■ **Data records**:
------------------------------------------------------------------------

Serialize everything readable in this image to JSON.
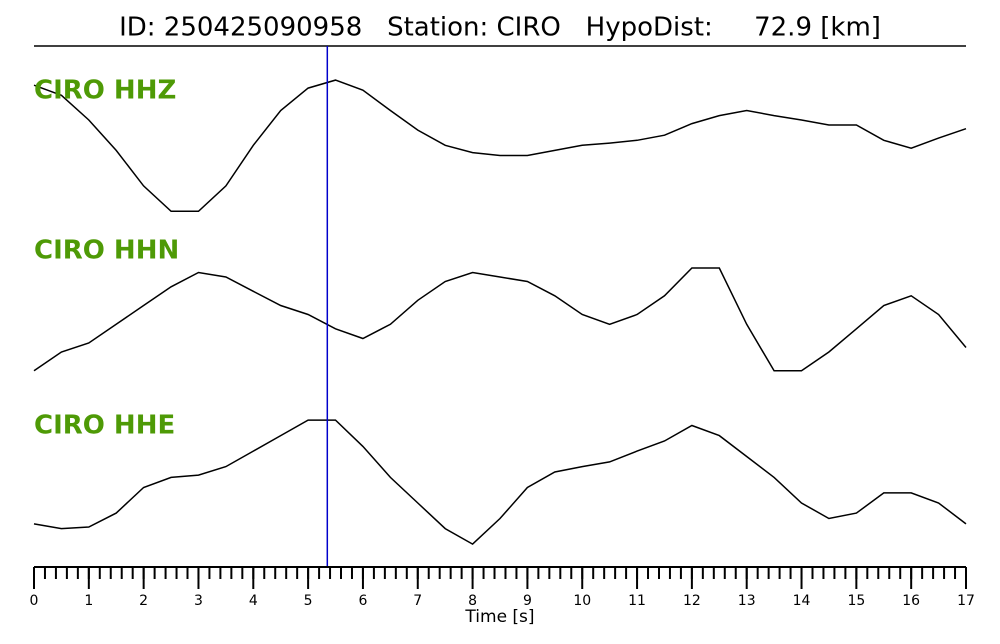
{
  "chart_data": {
    "type": "line",
    "title": "ID: 250425090958   Station: CIRO   HypoDist:     72.9 [km]",
    "x_label": "Time [s]",
    "xlim": [
      0,
      17
    ],
    "xticks": [
      0,
      1,
      2,
      3,
      4,
      5,
      6,
      7,
      8,
      9,
      10,
      11,
      12,
      13,
      14,
      15,
      16,
      17
    ],
    "minor_tick_step": 0.2,
    "ylim": [
      -1,
      1
    ],
    "label_color": "#4e9a06",
    "pick_time": 5.35,
    "pick_color": "#0000cc",
    "x": [
      0,
      0.5,
      1,
      1.5,
      2,
      2.5,
      3,
      3.5,
      4,
      4.5,
      5,
      5.5,
      6,
      6.5,
      7,
      7.5,
      8,
      8.5,
      9,
      9.5,
      10,
      10.5,
      11,
      11.5,
      12,
      12.5,
      13,
      13.5,
      14,
      14.5,
      15,
      15.5,
      16,
      16.5,
      17
    ],
    "series": [
      {
        "name": "CIRO HHZ",
        "color": "#000000",
        "values": [
          0.86,
          0.72,
          0.38,
          -0.04,
          -0.53,
          -0.88,
          -0.88,
          -0.53,
          0.03,
          0.51,
          0.82,
          0.93,
          0.79,
          0.51,
          0.24,
          0.03,
          -0.07,
          -0.11,
          -0.11,
          -0.04,
          0.03,
          0.06,
          0.1,
          0.17,
          0.33,
          0.44,
          0.51,
          0.44,
          0.38,
          0.31,
          0.31,
          0.1,
          -0.01,
          0.13,
          0.26
        ]
      },
      {
        "name": "CIRO HHN",
        "color": "#000000",
        "values": [
          -0.81,
          -0.56,
          -0.44,
          -0.19,
          0.06,
          0.31,
          0.5,
          0.44,
          0.25,
          0.06,
          -0.06,
          -0.25,
          -0.38,
          -0.19,
          0.13,
          0.38,
          0.5,
          0.44,
          0.38,
          0.19,
          -0.06,
          -0.19,
          -0.06,
          0.19,
          0.56,
          0.56,
          -0.19,
          -0.81,
          -0.81,
          -0.56,
          -0.25,
          0.06,
          0.19,
          -0.06,
          -0.5
        ]
      },
      {
        "name": "CIRO HHE",
        "color": "#000000",
        "values": [
          -0.47,
          -0.53,
          -0.51,
          -0.33,
          0,
          0.13,
          0.16,
          0.27,
          0.47,
          0.67,
          0.87,
          0.87,
          0.53,
          0.13,
          -0.2,
          -0.53,
          -0.73,
          -0.4,
          0,
          0.2,
          0.27,
          0.33,
          0.47,
          0.6,
          0.8,
          0.67,
          0.4,
          0.13,
          -0.2,
          -0.4,
          -0.33,
          -0.07,
          -0.07,
          -0.2,
          -0.47
        ]
      }
    ]
  }
}
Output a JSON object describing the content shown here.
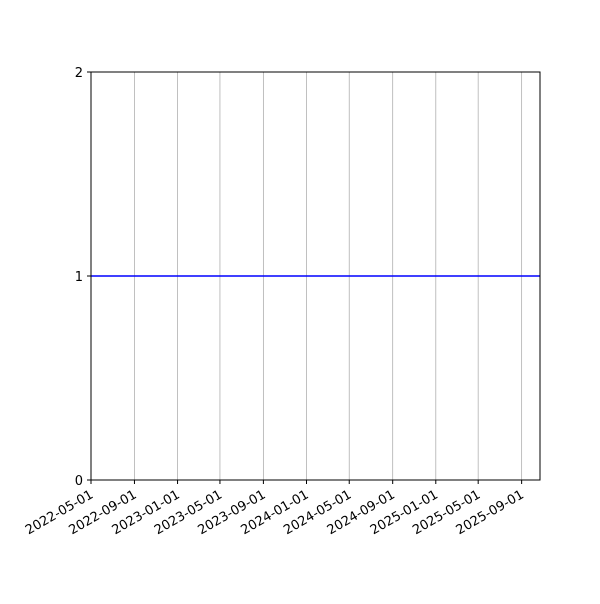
{
  "chart_data": {
    "type": "line",
    "title": "",
    "xlabel": "",
    "ylabel": "",
    "x_axis_type": "date",
    "xlim": [
      "2022-05-01",
      "2025-10-23"
    ],
    "ylim": [
      0,
      2
    ],
    "x_ticks": [
      "2022-05-01",
      "2022-09-01",
      "2023-01-01",
      "2023-05-01",
      "2023-09-01",
      "2024-01-01",
      "2024-05-01",
      "2024-09-01",
      "2025-01-01",
      "2025-05-01",
      "2025-09-01"
    ],
    "y_ticks": [
      0,
      1,
      2
    ],
    "grid": {
      "x": true,
      "y": false
    },
    "series": [
      {
        "color": "#0000ff",
        "x": [
          "2022-05-01",
          "2025-10-23"
        ],
        "y": [
          1,
          1
        ]
      }
    ]
  }
}
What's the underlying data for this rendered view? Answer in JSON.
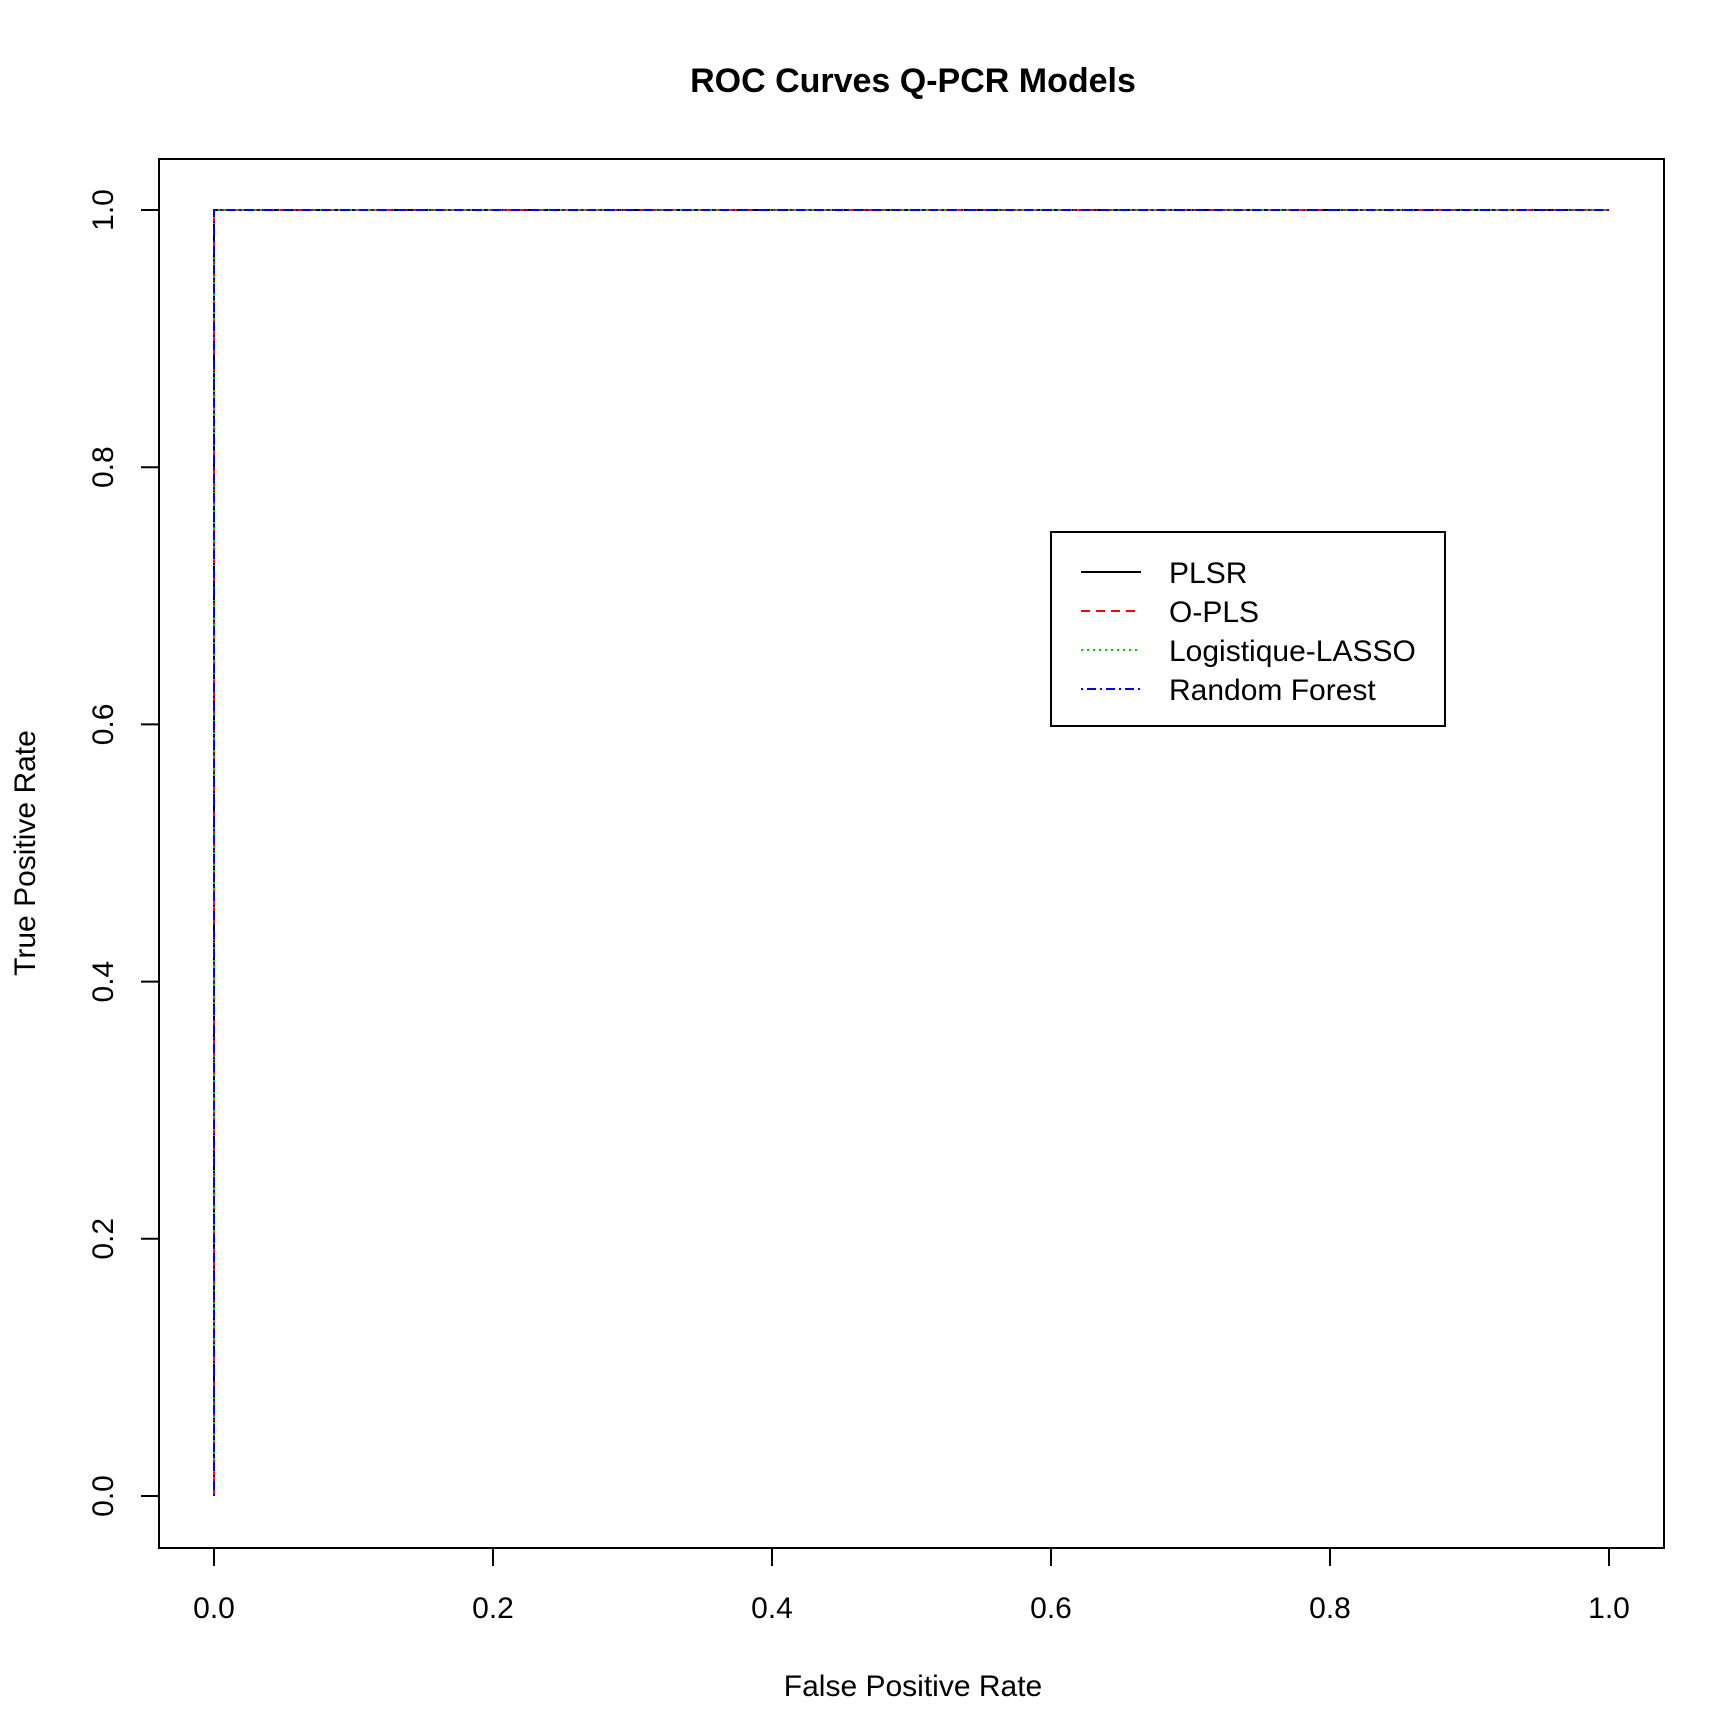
{
  "chart_data": {
    "type": "line",
    "title": "ROC Curves Q-PCR Models",
    "xlabel": "False Positive Rate",
    "ylabel": "True Positive Rate",
    "xlim": [
      0,
      1
    ],
    "ylim": [
      0,
      1
    ],
    "xticks": [
      "0.0",
      "0.2",
      "0.4",
      "0.6",
      "0.8",
      "1.0"
    ],
    "yticks": [
      "0.0",
      "0.2",
      "0.4",
      "0.6",
      "0.8",
      "1.0"
    ],
    "grid": false,
    "legend_position": "right",
    "series": [
      {
        "name": "PLSR",
        "color": "#000000",
        "dash": "solid",
        "x": [
          0,
          0,
          1
        ],
        "y": [
          0,
          1,
          1
        ]
      },
      {
        "name": "O-PLS",
        "color": "#ff0000",
        "dash": "dashed",
        "x": [
          0,
          0,
          1
        ],
        "y": [
          0,
          1,
          1
        ]
      },
      {
        "name": "Logistique-LASSO",
        "color": "#00cd00",
        "dash": "dotted",
        "x": [
          0,
          0,
          1
        ],
        "y": [
          0,
          1,
          1
        ]
      },
      {
        "name": "Random Forest",
        "color": "#0000ff",
        "dash": "dotdash",
        "x": [
          0,
          0,
          1
        ],
        "y": [
          0,
          1,
          1
        ]
      }
    ]
  }
}
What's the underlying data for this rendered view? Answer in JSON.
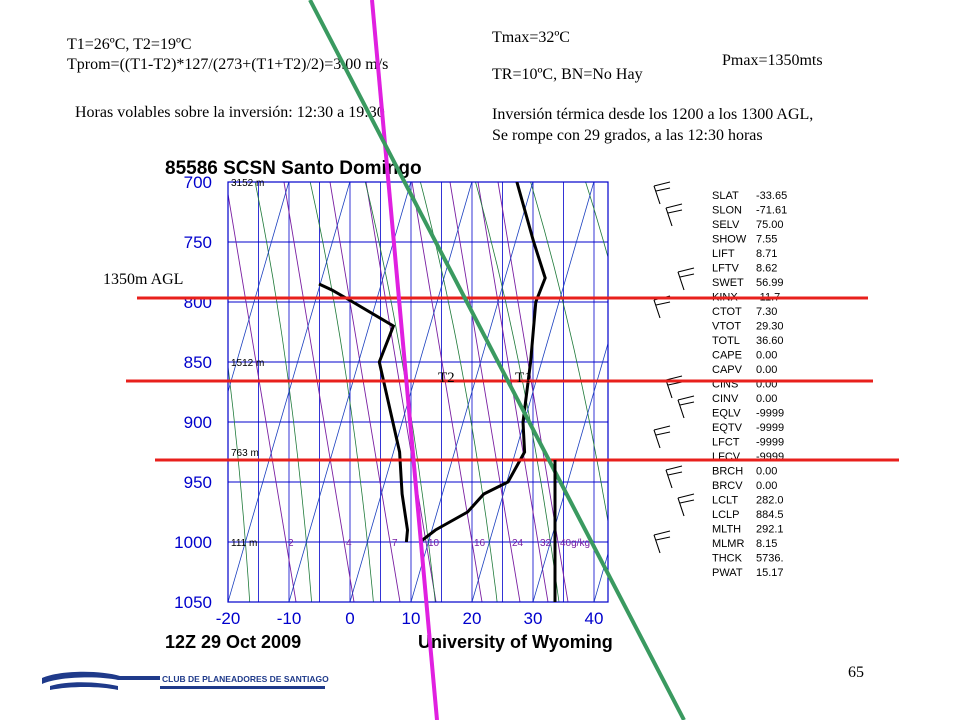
{
  "annotations": {
    "t1_t2": "T1=26ºC, T2=19ºC",
    "tprom": "Tprom=((T1-T2)*127/(273+(T1+T2)/2)=3.00 m/s",
    "tmax": "Tmax=32ºC",
    "pmax": "Pmax=1350mts",
    "tr_bn": "TR=10ºC, BN=No Hay",
    "horas": "Horas volables sobre la inversión: 12:30 a 19:30",
    "inversion_1": "Inversión térmica desde los 1200 a los 1300 AGL,",
    "inversion_2": "Se rompe con 29 grados, a las 12:30 horas",
    "agl_label": "1350m AGL",
    "label_t2": "T2",
    "label_t1": "T1"
  },
  "logo": {
    "text": "CLUB DE PLANEADORES DE SANTIAGO"
  },
  "page_number": "65",
  "colors": {
    "grid": "#0000cc",
    "mixing": "#7a1fa2",
    "dry_adiabat": "#1f7a3a",
    "red_line": "#e8201c",
    "magenta_line": "#e020e0",
    "green_line": "#3a9a60",
    "profile": "#000000"
  },
  "chart_data": {
    "type": "line",
    "title": "85586 SCSN Santo Domingo",
    "footer_left": "12Z 29 Oct 2009",
    "footer_right": "University of Wyoming",
    "x_ticks": [
      "-20",
      "-10",
      "0",
      "10",
      "20",
      "30",
      "40"
    ],
    "y_ticks": [
      "700",
      "750",
      "800",
      "850",
      "900",
      "950",
      "1000",
      "1050"
    ],
    "height_labels": [
      {
        "p": 700,
        "text": "3152 m"
      },
      {
        "p": 850,
        "text": "1512 m"
      },
      {
        "p": 925,
        "text": "763 m"
      },
      {
        "p": 1000,
        "text": "111 m"
      }
    ],
    "mixing_ratio_labels": [
      "2",
      "4",
      "7",
      "10",
      "16",
      "24",
      "32",
      "40g/kg"
    ],
    "temperature": [
      {
        "p": 1000,
        "t": 8.6
      },
      {
        "p": 990,
        "t": 10.6
      },
      {
        "p": 975,
        "t": 15.0
      },
      {
        "p": 960,
        "t": 16.8
      },
      {
        "p": 950,
        "t": 20.2
      },
      {
        "p": 925,
        "t": 21.5
      },
      {
        "p": 900,
        "t": 19.8
      },
      {
        "p": 850,
        "t": 18.2
      },
      {
        "p": 800,
        "t": 16.2
      },
      {
        "p": 780,
        "t": 16.6
      },
      {
        "p": 750,
        "t": 13.0
      },
      {
        "p": 700,
        "t": 7.4
      }
    ],
    "dewpoint": [
      {
        "p": 1000,
        "t": 6.4
      },
      {
        "p": 990,
        "t": 6.0
      },
      {
        "p": 960,
        "t": 3.4
      },
      {
        "p": 925,
        "t": 1.0
      },
      {
        "p": 850,
        "t": -6.6
      },
      {
        "p": 820,
        "t": -6.0
      },
      {
        "p": 800,
        "t": -13.8
      },
      {
        "p": 790,
        "t": -17.8
      },
      {
        "p": 785,
        "t": -20.2
      }
    ],
    "indices": [
      {
        "key": "SLAT",
        "value": "-33.65"
      },
      {
        "key": "SLON",
        "value": "-71.61"
      },
      {
        "key": "SELV",
        "value": "75.00"
      },
      {
        "key": "SHOW",
        "value": "7.55"
      },
      {
        "key": "LIFT",
        "value": "8.71"
      },
      {
        "key": "LFTV",
        "value": "8.62"
      },
      {
        "key": "SWET",
        "value": "56.99"
      },
      {
        "key": "KINX",
        "value": "-11.7"
      },
      {
        "key": "CTOT",
        "value": "7.30"
      },
      {
        "key": "VTOT",
        "value": "29.30"
      },
      {
        "key": "TOTL",
        "value": "36.60"
      },
      {
        "key": "CAPE",
        "value": "0.00"
      },
      {
        "key": "CAPV",
        "value": "0.00"
      },
      {
        "key": "CINS",
        "value": "0.00"
      },
      {
        "key": "CINV",
        "value": "0.00"
      },
      {
        "key": "EQLV",
        "value": "-9999"
      },
      {
        "key": "EQTV",
        "value": "-9999"
      },
      {
        "key": "LFCT",
        "value": "-9999"
      },
      {
        "key": "LFCV",
        "value": "-9999"
      },
      {
        "key": "BRCH",
        "value": "0.00"
      },
      {
        "key": "BRCV",
        "value": "0.00"
      },
      {
        "key": "LCLT",
        "value": "282.0"
      },
      {
        "key": "LCLP",
        "value": "884.5"
      },
      {
        "key": "MLTH",
        "value": "292.1"
      },
      {
        "key": "MLMR",
        "value": "8.15"
      },
      {
        "key": "THCK",
        "value": "5736."
      },
      {
        "key": "PWAT",
        "value": "15.17"
      }
    ],
    "reference_lines": [
      {
        "name": "1350m AGL",
        "p": 797
      },
      {
        "name": "T2",
        "p": 851
      },
      {
        "name": "",
        "p": 924
      }
    ]
  }
}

------------------------------------------------------------------------

■ **SET TASK**:
Pick out every line holding the string "CIRO" and return it.

■ **OUTPUT FOR THIS TASK**:
    "title": "ID: 250425090958   Station: CIRO   HypoDist:     72.9 [km]",
        "name": "CIRO HHZ",
        "name": "CIRO HHN",
        "name": "CIRO HHE",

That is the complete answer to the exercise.